=== EXTRACT ===
Quality Outreach Heads-up - JDK 25: Changes in Some File Operation Behaviors on Windows

The OpenJDK Quality Group is promoting the testing of FOSS projects with OpenJDK builds as a way to improve the overall quality of the release. This heads-up is part of the quality outreach sent to the projects involved. To learn more about the program, and how-to join, please check here.

java.io.File.delete No Longer Deletes Read-Only Files on Windows

File.delete has been changed on Windows so that it now fails and returns false for regular files when the DOS read-only attribute is set. Prior to JDK 25, File.delete would delete read-only files by first removing the DOS read-only attribute before attempting deletion. However, because removing the attribute and deleting the file are not a single atomic operation, this could result in the file remaining but with modified attributes if the deletion failed. Applications that depend on the previous behavior should be updated to clear the file attributes before deleting files.

To ease the transition, a system property has been introduced to restore the previous behavior. Running with -Djdk.io.File.allowDeleteReadOnlyFiles=true will cause File.delete to remove the DOS read-only attribute before attempting deletion, restoring the legacy behavior.

See https://bugs.openjdk.org/browse/JDK-8355954 for more details.

File Operations on Windows Fail When Pathnames End with a Trailing Space

File operations on a path with a trailing space in a directory or file name, e.g. “C:\SomeFolder\SomeFile “, now fail consistently on Windows. For example, File::mkdir will return false, or File::createNewFile will throw IOException if an element in the path has a trailing space. Such pathnames are not legal on Windows. Prior to JDK 25, operations on a File created from such an illegal abstract pathname could appear to succeed when in fact they did not.

(Entries drawn from a collection)

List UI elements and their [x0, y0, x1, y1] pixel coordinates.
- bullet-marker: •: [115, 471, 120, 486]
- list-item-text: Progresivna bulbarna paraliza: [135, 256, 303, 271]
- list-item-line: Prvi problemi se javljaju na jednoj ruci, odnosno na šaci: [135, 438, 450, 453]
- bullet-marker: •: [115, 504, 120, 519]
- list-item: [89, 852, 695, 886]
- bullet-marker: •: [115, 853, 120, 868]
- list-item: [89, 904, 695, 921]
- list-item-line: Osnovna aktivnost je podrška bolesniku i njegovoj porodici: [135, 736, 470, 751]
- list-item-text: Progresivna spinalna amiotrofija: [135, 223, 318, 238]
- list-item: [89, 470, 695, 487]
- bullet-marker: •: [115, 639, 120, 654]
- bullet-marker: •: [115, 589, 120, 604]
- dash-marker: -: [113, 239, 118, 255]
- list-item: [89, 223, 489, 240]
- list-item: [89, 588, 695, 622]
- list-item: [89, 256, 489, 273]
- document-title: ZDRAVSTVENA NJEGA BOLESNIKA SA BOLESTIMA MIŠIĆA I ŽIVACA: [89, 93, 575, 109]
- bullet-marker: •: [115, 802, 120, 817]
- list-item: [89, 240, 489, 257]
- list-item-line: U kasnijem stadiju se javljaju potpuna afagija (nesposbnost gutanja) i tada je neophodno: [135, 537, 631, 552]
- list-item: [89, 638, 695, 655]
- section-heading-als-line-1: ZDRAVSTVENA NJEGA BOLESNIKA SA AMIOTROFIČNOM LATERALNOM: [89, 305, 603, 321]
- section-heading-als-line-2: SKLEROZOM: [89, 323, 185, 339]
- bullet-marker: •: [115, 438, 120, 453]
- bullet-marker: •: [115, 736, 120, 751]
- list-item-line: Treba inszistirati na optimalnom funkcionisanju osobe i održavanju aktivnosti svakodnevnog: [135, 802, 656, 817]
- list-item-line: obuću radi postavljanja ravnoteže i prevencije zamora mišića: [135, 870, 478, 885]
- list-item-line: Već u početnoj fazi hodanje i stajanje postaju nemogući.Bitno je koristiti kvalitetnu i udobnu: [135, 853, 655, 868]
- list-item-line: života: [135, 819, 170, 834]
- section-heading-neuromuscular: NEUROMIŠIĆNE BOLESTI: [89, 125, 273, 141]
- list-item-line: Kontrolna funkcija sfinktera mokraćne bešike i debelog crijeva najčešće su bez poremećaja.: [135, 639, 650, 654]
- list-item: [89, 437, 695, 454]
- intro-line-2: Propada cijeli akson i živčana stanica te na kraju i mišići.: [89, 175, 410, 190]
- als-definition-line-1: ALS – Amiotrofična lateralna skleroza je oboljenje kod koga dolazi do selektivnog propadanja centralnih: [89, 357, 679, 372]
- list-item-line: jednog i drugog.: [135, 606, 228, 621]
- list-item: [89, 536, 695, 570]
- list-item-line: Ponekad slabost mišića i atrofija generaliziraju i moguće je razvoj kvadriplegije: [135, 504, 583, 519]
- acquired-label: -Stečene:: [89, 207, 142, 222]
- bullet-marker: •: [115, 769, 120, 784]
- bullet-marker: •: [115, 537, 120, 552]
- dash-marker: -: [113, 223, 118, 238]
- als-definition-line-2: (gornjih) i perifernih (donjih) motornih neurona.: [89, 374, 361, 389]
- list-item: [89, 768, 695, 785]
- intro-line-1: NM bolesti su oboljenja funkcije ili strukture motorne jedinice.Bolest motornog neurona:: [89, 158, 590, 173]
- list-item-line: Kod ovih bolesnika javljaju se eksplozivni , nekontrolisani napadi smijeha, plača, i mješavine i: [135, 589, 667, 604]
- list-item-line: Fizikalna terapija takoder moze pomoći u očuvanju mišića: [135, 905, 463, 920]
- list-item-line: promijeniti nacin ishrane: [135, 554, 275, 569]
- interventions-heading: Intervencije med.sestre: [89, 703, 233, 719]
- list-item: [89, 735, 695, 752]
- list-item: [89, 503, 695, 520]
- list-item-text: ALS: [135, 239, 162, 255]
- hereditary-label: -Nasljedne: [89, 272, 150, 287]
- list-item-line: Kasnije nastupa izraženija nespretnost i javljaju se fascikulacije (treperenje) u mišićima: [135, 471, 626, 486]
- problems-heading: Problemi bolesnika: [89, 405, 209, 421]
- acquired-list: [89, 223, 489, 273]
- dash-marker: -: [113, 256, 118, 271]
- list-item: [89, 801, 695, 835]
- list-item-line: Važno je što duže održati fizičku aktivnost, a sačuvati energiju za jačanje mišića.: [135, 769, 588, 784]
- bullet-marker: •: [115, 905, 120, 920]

=== WHAT IS REQUIRED ===
Quote the passage of the JDK 25 heads-up that begins with the words "java.io.File.delete No Longer" and ends with "before deleting files.".

=== TASK RESPONSE ===
java.io.File.delete No Longer Deletes Read-Only Files on Windows

File.delete has been changed on Windows so that it now fails and returns false for regular files when the DOS read-only attribute is set. Prior to JDK 25, File.delete would delete read-only files by first removing the DOS read-only attribute before attempting deletion. However, because removing the attribute and deleting the file are not a single atomic operation, this could result in the file remaining but with modified attributes if the deletion failed. Applications that depend on the previous behavior should be updated to clear the file attributes before deleting files.